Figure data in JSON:
== == ==

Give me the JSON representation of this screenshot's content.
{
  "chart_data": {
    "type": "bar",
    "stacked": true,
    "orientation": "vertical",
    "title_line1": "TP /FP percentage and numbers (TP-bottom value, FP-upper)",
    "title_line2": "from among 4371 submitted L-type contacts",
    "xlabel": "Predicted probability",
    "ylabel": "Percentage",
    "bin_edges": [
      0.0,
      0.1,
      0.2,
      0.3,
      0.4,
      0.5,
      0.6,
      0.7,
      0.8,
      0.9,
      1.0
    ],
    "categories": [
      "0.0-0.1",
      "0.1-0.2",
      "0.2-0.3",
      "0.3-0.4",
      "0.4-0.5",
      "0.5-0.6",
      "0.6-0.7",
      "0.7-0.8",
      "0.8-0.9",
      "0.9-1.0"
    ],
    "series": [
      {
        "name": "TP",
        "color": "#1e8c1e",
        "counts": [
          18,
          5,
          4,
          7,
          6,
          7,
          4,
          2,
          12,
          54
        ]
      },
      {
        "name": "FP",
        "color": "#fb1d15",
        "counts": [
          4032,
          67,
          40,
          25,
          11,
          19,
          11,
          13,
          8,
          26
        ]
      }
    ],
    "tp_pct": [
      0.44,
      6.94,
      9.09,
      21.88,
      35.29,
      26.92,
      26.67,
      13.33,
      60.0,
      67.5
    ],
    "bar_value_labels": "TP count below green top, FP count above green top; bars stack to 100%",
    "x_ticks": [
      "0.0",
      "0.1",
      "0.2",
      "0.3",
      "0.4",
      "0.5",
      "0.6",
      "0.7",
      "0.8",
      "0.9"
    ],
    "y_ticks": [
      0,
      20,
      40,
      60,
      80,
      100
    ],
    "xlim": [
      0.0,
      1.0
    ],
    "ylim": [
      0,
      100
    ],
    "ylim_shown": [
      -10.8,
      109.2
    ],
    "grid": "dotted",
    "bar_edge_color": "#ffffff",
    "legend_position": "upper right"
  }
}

== == ==

#### [GIVEN REQUEST]
Restate the whole listing exactly, leaving out nothing.

#### [CORRECT RESPONSE]
Give me the JSON representation of this screenshot's content.
{
  "chart_data": {
    "type": "bar",
    "stacked": true,
    "orientation": "vertical",
    "title_line1": "TP /FP percentage and numbers (TP-bottom value, FP-upper)",
    "title_line2": "from among 4371 submitted L-type contacts",
    "xlabel": "Predicted probability",
    "ylabel": "Percentage",
    "bin_edges": [
      0.0,
      0.1,
      0.2,
      0.3,
      0.4,
      0.5,
      0.6,
      0.7,
      0.8,
      0.9,
      1.0
    ],
    "categories": [
      "0.0-0.1",
      "0.1-0.2",
      "0.2-0.3",
      "0.3-0.4",
      "0.4-0.5",
      "0.5-0.6",
      "0.6-0.7",
      "0.7-0.8",
      "0.8-0.9",
      "0.9-1.0"
    ],
    "series": [
      {
        "name": "TP",
        "color": "#1e8c1e",
        "counts": [
          18,
          5,
          4,
          7,
          6,
          7,
          4,
          2,
          12,
          54
        ]
      },
      {
        "name": "FP",
        "color": "#fb1d15",
        "counts": [
          4032,
          67,
          40,
          25,
          11,
          19,
          11,
          13,
          8,
          26
        ]
      }
    ],
    "tp_pct": [
      0.44,
      6.94,
      9.09,
      21.88,
      35.29,
      26.92,
      26.67,
      13.33,
      60.0,
      67.5
    ],
    "bar_value_labels": "TP count below green top, FP count above green top; bars stack to 100%",
    "x_ticks": [
      "0.0",
      "0.1",
      "0.2",
      "0.3",
      "0.4",
      "0.5",
      "0.6",
      "0.7",
      "0.8",
      "0.9"
    ],
    "y_ticks": [
      0,
      20,
      40,
      60,
      80,
      100
    ],
    "xlim": [
      0.0,
      1.0
    ],
    "ylim": [
      0,
      100
    ],
    "ylim_shown": [
      -10.8,
      109.2
    ],
    "grid": "dotted",
    "bar_edge_color": "#ffffff",
    "legend_position": "upper right"
  }
}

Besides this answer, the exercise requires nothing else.